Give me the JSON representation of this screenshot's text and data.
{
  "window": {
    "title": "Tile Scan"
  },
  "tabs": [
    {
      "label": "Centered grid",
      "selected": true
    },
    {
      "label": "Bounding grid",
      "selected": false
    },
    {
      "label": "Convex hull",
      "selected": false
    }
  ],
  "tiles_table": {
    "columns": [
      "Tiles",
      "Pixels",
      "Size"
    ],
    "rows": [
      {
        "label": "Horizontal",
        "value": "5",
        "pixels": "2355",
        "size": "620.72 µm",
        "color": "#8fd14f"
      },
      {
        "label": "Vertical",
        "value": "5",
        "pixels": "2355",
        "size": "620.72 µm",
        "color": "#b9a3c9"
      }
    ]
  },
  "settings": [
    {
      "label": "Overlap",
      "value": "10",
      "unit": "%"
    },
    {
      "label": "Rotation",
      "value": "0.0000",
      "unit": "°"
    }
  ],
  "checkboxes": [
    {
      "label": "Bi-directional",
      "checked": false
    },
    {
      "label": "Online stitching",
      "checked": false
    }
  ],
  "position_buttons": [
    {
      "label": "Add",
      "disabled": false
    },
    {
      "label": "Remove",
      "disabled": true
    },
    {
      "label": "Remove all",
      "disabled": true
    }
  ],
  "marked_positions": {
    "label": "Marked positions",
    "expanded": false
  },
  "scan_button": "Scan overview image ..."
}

━━━━━━━━━━━━━━━━

▶ PROMPT: Reproduce every record, matching each line exactly.

▶ RESPONSE FOR THIS EXERCISE:
Give me the JSON representation of this screenshot's text and data.
{
  "window": {
    "title": "Tile Scan"
  },
  "tabs": [
    {
      "label": "Centered grid",
      "selected": true
    },
    {
      "label": "Bounding grid",
      "selected": false
    },
    {
      "label": "Convex hull",
      "selected": false
    }
  ],
  "tiles_table": {
    "columns": [
      "Tiles",
      "Pixels",
      "Size"
    ],
    "rows": [
      {
        "label": "Horizontal",
        "value": "5",
        "pixels": "2355",
        "size": "620.72 µm",
        "color": "#8fd14f"
      },
      {
        "label": "Vertical",
        "value": "5",
        "pixels": "2355",
        "size": "620.72 µm",
        "color": "#b9a3c9"
      }
    ]
  },
  "settings": [
    {
      "label": "Overlap",
      "value": "10",
      "unit": "%"
    },
    {
      "label": "Rotation",
      "value": "0.0000",
      "unit": "°"
    }
  ],
  "checkboxes": [
    {
      "label": "Bi-directional",
      "checked": false
    },
    {
      "label": "Online stitching",
      "checked": false
    }
  ],
  "position_buttons": [
    {
      "label": "Add",
      "disabled": false
    },
    {
      "label": "Remove",
      "disabled": true
    },
    {
      "label": "Remove all",
      "disabled": true
    }
  ],
  "marked_positions": {
    "label": "Marked positions",
    "expanded": false
  },
  "scan_button": "Scan overview image ..."
}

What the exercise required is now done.